Dataset records:
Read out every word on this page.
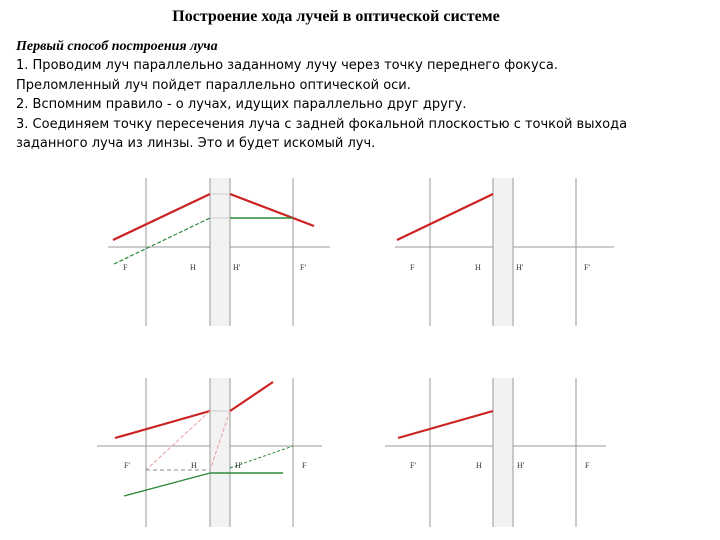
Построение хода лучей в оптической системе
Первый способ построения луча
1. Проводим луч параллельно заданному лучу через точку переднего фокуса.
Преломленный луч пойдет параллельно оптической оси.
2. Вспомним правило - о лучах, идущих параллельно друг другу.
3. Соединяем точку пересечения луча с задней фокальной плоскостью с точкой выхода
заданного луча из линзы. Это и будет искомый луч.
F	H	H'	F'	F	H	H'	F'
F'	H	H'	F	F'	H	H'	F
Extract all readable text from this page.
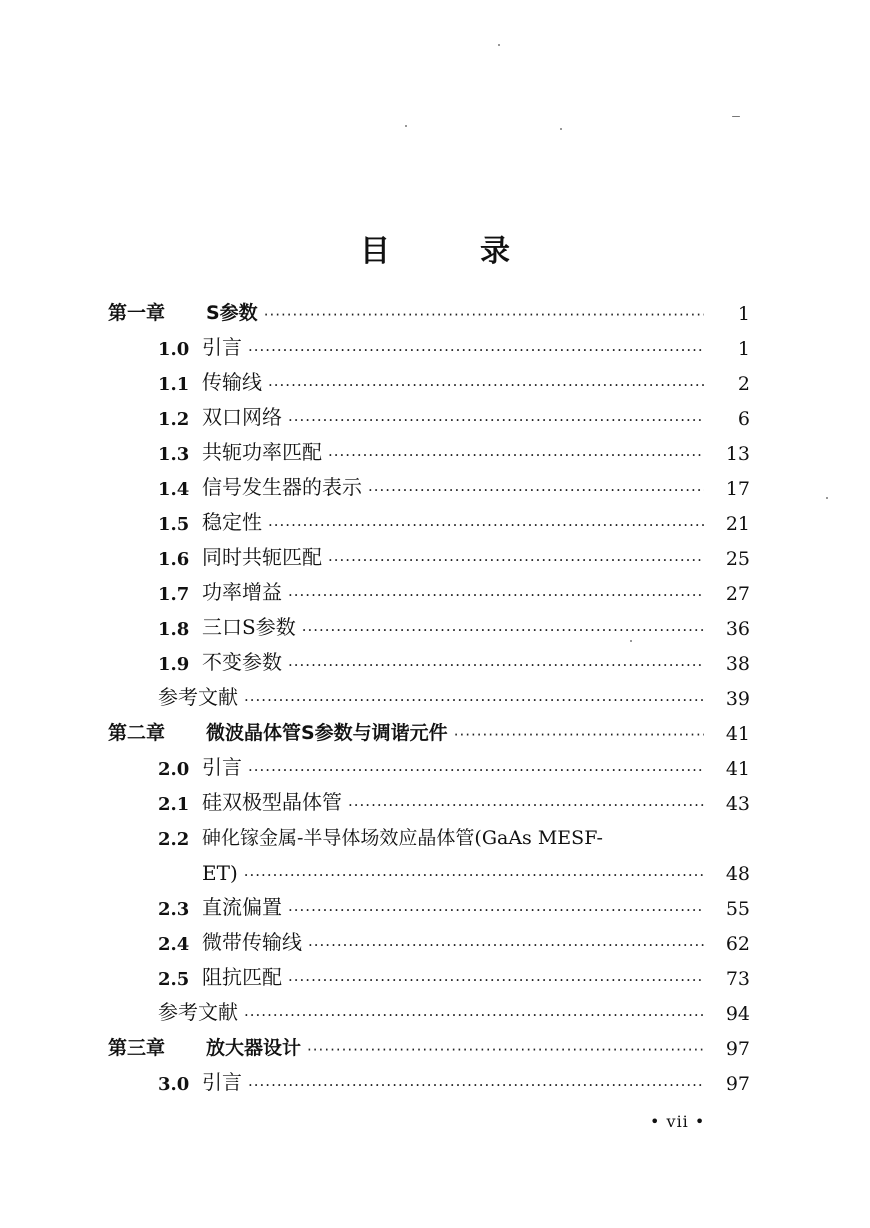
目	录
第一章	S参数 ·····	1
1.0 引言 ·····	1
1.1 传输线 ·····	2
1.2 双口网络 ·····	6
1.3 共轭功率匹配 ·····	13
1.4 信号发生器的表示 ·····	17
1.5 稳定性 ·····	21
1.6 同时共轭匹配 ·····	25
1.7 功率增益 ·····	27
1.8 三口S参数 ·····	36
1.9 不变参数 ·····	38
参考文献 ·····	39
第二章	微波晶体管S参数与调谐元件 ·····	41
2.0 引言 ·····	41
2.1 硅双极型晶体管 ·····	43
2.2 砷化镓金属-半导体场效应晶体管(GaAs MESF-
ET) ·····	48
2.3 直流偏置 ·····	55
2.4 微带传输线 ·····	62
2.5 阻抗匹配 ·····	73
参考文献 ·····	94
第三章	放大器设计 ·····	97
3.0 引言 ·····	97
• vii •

Written request:
Using the entries above, return each line in which the word "this" occurs.

In response:
Read out every word on this page.
Extract all readable text from this page.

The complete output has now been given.